Start of Dataset content

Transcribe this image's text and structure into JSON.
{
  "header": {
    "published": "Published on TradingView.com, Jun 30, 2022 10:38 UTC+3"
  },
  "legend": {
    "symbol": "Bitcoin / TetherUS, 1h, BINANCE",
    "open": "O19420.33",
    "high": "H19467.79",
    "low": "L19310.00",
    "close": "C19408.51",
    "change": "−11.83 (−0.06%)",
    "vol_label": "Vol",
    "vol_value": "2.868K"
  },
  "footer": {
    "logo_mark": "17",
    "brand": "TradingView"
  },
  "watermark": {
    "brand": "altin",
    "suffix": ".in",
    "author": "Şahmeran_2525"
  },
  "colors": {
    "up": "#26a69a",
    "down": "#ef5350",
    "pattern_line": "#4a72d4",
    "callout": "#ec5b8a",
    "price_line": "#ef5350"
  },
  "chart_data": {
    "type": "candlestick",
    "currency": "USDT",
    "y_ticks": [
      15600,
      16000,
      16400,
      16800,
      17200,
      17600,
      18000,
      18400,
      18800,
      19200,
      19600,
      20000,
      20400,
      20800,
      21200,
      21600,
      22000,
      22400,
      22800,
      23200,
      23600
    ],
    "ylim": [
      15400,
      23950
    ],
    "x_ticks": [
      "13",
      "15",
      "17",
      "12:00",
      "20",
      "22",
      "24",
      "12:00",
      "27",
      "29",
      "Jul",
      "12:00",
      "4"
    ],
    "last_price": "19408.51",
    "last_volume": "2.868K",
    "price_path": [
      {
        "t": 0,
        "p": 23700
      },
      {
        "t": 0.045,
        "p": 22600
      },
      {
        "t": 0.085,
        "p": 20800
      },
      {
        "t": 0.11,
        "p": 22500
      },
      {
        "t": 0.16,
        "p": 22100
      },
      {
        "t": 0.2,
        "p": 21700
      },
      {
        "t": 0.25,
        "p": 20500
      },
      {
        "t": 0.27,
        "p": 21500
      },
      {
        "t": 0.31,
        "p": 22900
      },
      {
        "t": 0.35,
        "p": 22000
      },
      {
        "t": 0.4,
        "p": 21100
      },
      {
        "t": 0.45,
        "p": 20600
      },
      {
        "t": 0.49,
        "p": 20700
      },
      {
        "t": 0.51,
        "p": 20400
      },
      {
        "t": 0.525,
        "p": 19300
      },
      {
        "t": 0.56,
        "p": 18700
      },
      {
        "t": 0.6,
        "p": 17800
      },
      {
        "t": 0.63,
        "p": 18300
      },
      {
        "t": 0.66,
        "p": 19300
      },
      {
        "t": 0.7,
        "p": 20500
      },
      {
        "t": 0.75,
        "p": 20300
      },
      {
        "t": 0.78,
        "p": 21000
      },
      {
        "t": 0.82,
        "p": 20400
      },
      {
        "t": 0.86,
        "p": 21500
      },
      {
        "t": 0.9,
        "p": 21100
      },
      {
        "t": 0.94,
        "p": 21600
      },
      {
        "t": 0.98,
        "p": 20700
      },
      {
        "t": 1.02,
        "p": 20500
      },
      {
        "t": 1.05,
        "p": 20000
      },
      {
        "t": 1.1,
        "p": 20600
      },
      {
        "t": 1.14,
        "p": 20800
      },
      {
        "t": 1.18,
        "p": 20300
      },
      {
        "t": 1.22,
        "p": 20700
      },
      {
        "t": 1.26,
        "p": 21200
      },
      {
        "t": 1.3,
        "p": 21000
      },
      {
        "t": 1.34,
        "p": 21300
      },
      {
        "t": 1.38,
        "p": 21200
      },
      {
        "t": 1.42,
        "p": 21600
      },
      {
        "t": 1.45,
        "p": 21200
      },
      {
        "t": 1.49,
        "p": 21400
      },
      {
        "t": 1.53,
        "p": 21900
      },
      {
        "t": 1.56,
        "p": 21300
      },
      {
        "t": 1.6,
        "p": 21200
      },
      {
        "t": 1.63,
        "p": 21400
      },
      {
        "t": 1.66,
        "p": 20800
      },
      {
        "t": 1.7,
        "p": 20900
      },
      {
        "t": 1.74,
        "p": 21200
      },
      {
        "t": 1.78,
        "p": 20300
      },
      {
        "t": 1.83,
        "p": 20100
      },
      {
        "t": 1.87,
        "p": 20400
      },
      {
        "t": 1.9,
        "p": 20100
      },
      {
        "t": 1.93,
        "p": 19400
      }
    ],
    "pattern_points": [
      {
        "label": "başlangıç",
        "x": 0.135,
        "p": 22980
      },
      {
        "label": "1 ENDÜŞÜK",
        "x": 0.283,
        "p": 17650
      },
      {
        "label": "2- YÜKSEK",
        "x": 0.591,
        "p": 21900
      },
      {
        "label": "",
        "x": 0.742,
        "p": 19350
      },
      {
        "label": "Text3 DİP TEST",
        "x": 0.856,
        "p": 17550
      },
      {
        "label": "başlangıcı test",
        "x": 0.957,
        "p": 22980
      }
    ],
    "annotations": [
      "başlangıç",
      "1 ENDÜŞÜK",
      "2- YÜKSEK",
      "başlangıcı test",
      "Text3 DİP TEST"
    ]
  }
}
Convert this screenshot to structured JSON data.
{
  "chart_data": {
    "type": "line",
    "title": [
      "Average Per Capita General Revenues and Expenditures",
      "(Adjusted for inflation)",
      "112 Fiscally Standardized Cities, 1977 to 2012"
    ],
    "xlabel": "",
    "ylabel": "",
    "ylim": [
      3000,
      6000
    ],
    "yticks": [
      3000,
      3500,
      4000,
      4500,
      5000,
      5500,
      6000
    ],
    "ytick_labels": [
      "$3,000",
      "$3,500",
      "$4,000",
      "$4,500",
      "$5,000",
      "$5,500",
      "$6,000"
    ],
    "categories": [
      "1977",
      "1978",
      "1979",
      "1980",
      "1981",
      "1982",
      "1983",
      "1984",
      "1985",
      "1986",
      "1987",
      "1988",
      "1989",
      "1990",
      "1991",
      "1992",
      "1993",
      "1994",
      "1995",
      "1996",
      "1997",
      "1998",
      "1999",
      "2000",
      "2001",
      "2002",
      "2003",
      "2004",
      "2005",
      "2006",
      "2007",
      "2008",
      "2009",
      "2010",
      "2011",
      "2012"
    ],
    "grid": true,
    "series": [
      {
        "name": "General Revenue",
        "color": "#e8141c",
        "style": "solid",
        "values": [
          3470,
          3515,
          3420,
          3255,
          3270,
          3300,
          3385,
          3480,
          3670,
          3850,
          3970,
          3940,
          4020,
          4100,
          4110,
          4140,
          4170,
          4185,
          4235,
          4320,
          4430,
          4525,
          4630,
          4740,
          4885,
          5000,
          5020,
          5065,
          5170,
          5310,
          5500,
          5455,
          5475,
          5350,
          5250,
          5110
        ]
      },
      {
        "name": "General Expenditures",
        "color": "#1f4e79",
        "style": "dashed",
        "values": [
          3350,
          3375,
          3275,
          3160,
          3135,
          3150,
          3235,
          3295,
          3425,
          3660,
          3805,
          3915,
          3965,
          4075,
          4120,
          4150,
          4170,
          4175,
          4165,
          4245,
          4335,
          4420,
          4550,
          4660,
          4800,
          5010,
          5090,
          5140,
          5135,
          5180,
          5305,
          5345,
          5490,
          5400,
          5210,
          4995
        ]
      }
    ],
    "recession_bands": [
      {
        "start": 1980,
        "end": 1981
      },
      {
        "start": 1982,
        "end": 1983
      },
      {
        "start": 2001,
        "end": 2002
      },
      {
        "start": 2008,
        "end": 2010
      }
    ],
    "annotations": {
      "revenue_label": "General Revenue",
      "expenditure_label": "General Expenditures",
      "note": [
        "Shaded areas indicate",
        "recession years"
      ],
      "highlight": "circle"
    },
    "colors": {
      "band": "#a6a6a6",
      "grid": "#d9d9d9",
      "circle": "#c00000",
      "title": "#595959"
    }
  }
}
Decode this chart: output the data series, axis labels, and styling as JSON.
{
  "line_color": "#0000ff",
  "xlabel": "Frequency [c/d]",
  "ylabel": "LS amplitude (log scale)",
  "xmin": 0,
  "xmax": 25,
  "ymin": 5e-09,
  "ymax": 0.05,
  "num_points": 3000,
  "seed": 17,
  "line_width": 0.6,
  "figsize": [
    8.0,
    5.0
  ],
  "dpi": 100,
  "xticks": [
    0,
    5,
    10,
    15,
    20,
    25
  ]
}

End of Dataset content

The request: Which lines in the listing above hold the word "JSON"? Show each of them.

Output of the task:
Transcribe this image's text and structure into JSON.
Convert this screenshot to structured JSON data.
Decode this chart: output the data series, axis labels, and styling as JSON.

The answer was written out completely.